_Input records_
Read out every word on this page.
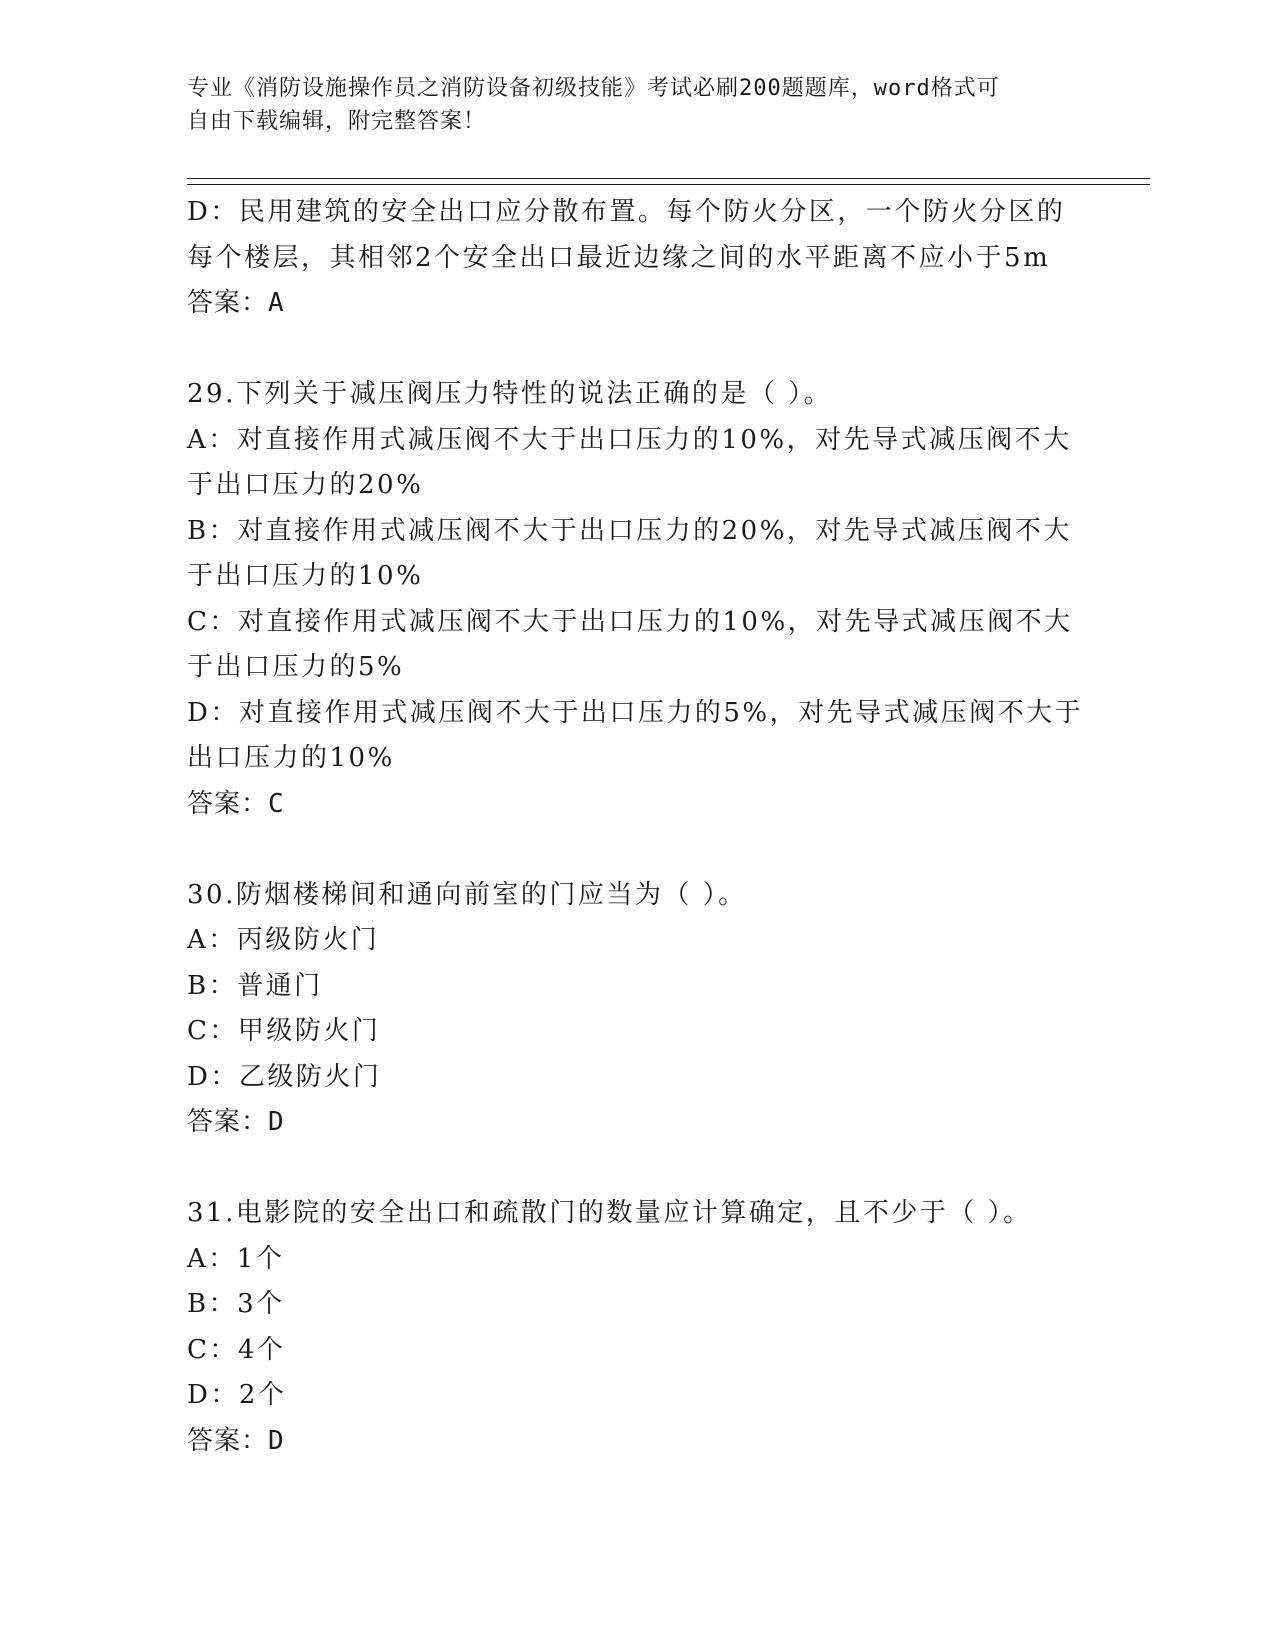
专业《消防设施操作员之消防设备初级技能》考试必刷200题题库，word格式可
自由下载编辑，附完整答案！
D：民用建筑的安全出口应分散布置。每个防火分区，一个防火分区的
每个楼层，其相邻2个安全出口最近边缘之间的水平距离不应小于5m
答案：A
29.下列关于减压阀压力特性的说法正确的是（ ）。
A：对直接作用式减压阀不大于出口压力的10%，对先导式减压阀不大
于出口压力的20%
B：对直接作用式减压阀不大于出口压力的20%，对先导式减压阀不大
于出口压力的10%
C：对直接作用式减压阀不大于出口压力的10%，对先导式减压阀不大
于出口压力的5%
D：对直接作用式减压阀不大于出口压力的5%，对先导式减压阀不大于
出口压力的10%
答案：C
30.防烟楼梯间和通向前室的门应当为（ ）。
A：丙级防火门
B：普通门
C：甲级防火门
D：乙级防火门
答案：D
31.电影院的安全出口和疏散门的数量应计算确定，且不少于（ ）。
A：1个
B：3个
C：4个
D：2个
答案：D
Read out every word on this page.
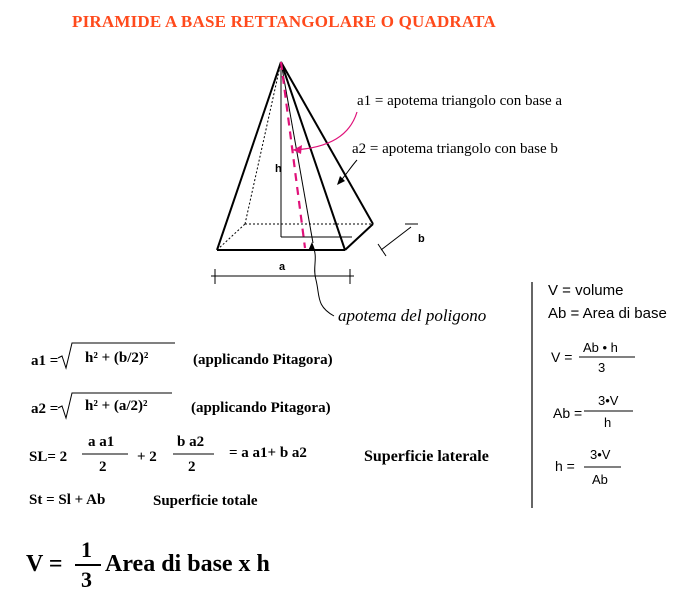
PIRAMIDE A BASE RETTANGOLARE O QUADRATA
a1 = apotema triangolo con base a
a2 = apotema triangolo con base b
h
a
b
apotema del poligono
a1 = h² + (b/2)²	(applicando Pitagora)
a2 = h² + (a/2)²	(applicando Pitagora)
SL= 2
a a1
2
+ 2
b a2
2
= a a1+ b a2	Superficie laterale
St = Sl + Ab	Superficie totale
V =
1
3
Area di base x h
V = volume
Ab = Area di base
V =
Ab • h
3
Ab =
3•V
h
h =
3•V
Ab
==
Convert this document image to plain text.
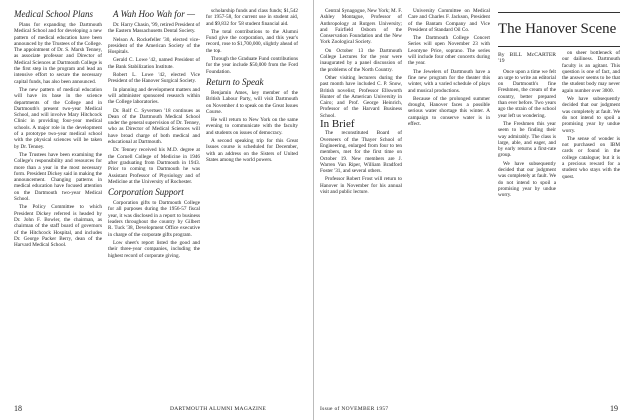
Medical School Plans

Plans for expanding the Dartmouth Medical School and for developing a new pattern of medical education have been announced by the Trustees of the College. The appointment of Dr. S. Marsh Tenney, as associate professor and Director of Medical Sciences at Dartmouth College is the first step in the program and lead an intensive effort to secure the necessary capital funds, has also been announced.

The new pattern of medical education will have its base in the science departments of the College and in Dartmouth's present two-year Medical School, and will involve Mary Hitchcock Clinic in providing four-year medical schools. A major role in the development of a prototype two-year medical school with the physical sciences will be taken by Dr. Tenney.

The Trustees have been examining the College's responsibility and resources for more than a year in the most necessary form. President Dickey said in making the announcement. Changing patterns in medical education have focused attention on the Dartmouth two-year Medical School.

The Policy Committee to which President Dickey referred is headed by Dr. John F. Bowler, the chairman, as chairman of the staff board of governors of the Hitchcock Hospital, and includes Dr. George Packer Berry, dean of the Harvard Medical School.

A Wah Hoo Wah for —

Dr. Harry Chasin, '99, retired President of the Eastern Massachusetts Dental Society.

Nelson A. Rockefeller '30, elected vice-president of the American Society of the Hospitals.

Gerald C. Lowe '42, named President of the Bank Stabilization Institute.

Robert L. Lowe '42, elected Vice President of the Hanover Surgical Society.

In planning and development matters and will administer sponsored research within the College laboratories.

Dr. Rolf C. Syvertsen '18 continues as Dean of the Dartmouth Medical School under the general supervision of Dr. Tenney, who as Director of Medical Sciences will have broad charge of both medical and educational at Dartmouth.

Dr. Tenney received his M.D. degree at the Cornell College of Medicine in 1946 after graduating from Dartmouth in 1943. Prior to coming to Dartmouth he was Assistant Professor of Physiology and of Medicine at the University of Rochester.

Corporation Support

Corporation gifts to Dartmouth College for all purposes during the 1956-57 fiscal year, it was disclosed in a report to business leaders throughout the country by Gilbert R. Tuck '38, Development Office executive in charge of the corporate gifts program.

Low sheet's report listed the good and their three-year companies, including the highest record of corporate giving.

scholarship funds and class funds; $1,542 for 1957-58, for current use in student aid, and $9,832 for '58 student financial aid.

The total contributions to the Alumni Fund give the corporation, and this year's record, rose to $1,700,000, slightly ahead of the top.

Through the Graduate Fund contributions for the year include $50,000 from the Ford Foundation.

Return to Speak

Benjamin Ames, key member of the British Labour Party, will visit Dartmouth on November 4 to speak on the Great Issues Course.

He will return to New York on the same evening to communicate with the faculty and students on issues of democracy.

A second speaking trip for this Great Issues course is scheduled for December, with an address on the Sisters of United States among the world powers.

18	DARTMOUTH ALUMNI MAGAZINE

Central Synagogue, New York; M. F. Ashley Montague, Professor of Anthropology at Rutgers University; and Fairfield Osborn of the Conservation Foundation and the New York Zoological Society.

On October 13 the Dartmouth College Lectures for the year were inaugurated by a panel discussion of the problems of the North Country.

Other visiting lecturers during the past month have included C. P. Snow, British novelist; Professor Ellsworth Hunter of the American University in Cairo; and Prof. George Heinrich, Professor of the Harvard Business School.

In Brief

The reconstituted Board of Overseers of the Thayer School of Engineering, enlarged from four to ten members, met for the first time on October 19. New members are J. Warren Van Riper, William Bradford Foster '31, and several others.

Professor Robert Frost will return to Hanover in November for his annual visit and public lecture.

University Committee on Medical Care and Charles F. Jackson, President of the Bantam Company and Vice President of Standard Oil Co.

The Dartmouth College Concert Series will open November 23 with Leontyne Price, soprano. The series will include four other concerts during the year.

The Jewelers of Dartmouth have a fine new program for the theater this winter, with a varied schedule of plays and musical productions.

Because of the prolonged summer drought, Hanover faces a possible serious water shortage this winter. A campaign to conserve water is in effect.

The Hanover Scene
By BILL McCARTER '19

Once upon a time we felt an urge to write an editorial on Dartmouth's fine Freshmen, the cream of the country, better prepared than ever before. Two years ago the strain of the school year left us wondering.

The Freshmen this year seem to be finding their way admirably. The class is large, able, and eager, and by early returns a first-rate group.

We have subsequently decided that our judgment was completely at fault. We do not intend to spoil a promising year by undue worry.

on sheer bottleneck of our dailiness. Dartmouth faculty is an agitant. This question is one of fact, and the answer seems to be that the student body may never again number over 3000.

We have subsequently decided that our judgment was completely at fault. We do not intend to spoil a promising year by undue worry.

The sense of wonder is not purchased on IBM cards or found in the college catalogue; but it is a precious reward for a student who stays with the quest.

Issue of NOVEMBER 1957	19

_Exercise_
Check each line of the data above for the string "Committee" and report only how many lines have it.

_Result for this task_
2